++++ Provided entries

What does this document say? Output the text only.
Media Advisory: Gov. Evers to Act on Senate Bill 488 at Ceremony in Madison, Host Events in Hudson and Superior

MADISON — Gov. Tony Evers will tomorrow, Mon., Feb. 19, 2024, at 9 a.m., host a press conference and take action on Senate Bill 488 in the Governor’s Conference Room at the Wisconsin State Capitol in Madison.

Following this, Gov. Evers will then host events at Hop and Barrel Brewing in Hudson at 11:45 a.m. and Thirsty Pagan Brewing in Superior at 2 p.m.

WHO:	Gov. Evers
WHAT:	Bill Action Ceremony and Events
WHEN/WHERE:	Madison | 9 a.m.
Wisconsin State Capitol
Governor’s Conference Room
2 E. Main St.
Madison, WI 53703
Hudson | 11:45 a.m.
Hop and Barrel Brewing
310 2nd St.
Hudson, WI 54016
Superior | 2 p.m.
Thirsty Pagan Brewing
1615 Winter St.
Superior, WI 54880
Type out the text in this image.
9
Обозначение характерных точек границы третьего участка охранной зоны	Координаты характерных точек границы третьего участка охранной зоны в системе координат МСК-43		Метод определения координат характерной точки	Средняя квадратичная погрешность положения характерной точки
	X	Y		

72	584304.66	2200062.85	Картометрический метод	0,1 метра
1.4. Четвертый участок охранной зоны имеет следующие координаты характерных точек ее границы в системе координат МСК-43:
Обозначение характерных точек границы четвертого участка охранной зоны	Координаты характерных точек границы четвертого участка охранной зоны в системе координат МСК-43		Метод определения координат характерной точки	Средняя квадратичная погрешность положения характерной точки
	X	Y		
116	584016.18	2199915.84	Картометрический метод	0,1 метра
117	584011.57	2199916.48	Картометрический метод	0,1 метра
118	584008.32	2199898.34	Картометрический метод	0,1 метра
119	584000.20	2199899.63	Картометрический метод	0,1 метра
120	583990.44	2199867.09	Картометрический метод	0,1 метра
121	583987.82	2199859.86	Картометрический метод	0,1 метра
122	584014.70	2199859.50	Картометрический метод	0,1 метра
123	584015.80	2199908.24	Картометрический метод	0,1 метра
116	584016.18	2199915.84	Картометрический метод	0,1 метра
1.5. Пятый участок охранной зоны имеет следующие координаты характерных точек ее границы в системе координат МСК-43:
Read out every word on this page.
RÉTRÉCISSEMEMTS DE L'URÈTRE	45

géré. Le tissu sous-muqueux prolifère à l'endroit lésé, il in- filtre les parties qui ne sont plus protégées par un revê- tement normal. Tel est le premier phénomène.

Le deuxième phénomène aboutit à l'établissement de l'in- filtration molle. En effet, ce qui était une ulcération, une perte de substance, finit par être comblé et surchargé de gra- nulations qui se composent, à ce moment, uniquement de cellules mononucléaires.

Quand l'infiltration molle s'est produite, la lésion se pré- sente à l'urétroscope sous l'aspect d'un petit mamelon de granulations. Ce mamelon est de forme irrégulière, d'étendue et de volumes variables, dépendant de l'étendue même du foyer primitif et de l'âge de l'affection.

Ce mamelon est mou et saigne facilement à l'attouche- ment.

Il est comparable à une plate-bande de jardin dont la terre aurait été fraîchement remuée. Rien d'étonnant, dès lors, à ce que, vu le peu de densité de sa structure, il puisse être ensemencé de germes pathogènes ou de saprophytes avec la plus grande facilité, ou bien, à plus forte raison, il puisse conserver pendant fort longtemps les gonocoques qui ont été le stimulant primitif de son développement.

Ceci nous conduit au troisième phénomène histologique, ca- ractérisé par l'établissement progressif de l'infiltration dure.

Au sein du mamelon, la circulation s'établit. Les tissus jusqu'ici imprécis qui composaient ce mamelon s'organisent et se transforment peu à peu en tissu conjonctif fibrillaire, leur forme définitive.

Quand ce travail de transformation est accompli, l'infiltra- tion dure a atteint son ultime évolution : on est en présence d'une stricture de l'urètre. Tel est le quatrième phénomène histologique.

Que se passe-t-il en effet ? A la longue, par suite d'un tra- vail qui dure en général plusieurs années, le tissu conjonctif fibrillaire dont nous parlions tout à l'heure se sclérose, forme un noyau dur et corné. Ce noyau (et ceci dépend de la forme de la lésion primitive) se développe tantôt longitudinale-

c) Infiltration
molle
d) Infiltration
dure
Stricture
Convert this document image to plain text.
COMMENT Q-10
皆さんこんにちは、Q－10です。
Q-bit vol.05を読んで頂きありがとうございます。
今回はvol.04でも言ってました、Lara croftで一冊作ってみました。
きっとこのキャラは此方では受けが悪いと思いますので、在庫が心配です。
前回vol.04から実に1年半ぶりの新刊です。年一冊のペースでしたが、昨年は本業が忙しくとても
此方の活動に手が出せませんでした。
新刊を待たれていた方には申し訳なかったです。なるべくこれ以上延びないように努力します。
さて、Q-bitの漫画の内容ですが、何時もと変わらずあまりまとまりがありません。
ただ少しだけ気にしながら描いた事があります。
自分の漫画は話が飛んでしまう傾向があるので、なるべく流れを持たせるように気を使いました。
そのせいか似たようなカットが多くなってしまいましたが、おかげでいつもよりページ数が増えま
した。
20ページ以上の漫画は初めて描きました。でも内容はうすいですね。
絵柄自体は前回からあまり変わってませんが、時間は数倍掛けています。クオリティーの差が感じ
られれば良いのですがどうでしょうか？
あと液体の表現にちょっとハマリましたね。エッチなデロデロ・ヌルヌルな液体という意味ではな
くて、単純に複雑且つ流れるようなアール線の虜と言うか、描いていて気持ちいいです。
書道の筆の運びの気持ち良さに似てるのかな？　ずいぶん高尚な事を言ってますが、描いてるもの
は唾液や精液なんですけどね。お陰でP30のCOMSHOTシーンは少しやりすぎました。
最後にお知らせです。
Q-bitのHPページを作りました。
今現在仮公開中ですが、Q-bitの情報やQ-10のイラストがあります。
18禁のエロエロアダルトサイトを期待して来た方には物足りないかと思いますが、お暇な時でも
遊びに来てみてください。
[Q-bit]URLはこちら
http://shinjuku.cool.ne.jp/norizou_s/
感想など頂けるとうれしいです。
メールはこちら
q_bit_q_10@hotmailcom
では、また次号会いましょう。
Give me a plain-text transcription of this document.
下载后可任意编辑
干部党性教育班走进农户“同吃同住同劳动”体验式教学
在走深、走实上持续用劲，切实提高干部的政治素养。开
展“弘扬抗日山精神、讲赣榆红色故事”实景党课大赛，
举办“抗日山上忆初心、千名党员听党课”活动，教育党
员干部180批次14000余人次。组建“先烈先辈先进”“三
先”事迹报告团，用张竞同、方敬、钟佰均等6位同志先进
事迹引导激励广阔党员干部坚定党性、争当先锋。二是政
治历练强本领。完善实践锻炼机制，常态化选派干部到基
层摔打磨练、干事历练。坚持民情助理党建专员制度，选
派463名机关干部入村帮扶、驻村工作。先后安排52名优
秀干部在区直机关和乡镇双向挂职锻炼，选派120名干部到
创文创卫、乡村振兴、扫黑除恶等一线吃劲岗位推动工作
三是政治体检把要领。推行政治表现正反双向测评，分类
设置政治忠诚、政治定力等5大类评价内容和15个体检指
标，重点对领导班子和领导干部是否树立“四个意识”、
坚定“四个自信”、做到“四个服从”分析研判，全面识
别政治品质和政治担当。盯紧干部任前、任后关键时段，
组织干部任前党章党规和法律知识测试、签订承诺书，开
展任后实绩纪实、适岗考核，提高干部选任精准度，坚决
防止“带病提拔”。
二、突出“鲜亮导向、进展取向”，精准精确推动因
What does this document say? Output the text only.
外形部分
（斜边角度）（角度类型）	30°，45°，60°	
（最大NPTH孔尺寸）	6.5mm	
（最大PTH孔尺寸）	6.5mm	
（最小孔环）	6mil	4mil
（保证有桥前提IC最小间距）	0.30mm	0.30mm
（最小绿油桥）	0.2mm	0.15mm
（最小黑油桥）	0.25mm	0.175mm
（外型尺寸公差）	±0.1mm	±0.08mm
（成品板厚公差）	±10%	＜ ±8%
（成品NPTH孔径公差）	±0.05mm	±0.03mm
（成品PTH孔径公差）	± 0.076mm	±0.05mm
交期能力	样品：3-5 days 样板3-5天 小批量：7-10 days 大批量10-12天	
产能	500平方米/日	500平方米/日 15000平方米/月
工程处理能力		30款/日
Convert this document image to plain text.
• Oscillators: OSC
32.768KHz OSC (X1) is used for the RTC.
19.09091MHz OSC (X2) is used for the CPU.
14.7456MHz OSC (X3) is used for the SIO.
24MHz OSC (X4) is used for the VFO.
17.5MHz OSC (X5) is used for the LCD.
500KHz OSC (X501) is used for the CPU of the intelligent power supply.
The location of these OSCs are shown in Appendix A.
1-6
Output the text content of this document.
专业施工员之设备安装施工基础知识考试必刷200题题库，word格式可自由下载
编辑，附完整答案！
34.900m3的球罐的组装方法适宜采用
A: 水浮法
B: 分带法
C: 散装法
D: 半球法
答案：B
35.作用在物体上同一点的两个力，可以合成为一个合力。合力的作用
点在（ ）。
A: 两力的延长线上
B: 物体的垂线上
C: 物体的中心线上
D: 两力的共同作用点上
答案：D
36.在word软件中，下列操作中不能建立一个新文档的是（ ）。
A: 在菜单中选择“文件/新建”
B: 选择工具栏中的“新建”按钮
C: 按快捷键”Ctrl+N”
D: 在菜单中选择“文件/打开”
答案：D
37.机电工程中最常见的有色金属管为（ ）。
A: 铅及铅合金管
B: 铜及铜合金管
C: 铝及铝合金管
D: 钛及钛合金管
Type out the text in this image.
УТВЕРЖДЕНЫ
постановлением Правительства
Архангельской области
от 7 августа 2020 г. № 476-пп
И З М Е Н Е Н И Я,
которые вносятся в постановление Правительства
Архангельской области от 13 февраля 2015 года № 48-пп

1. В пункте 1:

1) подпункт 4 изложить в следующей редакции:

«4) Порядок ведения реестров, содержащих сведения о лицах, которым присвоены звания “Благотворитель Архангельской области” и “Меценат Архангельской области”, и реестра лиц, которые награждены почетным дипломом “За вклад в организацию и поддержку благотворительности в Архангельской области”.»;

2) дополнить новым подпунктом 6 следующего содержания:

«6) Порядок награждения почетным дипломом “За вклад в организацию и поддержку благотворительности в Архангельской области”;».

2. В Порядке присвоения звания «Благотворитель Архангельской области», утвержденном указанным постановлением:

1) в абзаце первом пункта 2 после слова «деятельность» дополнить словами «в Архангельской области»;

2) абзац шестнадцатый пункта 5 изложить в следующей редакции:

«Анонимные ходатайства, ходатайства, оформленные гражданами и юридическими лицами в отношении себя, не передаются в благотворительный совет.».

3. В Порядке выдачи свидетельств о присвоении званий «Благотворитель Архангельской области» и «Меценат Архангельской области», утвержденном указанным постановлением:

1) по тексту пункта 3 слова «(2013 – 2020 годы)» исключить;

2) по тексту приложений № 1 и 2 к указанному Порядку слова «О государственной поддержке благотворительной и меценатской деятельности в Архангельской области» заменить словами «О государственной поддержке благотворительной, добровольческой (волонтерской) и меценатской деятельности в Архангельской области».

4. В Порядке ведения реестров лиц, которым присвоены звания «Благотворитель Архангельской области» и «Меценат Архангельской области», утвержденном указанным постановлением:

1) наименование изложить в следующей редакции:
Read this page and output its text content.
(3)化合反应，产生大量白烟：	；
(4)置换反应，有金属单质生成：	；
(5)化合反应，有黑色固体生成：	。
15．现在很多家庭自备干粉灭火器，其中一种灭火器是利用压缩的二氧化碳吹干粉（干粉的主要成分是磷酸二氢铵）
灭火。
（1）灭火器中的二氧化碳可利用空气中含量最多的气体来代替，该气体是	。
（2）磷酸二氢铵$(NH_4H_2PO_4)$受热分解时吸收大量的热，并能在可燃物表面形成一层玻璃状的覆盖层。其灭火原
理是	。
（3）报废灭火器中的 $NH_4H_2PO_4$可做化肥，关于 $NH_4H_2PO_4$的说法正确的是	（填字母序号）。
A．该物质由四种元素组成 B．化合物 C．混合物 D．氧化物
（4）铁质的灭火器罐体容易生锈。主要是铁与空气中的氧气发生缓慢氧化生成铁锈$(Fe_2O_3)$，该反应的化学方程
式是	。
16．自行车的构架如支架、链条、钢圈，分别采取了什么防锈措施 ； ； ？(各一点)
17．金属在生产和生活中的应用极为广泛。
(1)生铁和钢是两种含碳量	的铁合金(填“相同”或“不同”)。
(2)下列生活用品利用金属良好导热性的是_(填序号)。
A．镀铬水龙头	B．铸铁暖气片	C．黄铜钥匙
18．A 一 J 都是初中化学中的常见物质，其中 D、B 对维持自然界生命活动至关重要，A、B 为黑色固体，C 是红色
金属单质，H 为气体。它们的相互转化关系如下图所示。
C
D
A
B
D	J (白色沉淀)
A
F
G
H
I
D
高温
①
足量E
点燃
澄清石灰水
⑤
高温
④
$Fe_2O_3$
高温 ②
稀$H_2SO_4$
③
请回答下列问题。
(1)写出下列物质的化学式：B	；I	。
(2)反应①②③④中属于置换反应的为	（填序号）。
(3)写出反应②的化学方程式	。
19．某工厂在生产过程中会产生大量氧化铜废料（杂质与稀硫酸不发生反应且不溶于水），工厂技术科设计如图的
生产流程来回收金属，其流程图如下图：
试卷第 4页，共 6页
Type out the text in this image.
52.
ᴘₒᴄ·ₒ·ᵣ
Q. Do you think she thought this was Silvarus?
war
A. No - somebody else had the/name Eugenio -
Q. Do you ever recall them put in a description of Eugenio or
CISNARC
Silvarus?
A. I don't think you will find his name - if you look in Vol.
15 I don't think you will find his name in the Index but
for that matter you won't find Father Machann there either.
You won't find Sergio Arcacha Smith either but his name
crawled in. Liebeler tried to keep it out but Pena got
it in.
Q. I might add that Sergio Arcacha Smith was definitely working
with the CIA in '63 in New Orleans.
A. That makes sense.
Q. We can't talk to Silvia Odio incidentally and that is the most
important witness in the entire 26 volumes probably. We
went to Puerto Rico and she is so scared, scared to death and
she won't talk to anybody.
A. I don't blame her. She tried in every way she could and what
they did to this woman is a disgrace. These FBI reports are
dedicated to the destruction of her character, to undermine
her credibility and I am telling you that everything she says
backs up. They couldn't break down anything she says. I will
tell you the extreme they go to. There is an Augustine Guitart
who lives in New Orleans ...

++++++++

Task details: Only a number is expected here: the count of lines in the listing that hold the string "Sergio".

Answer to this problem: 2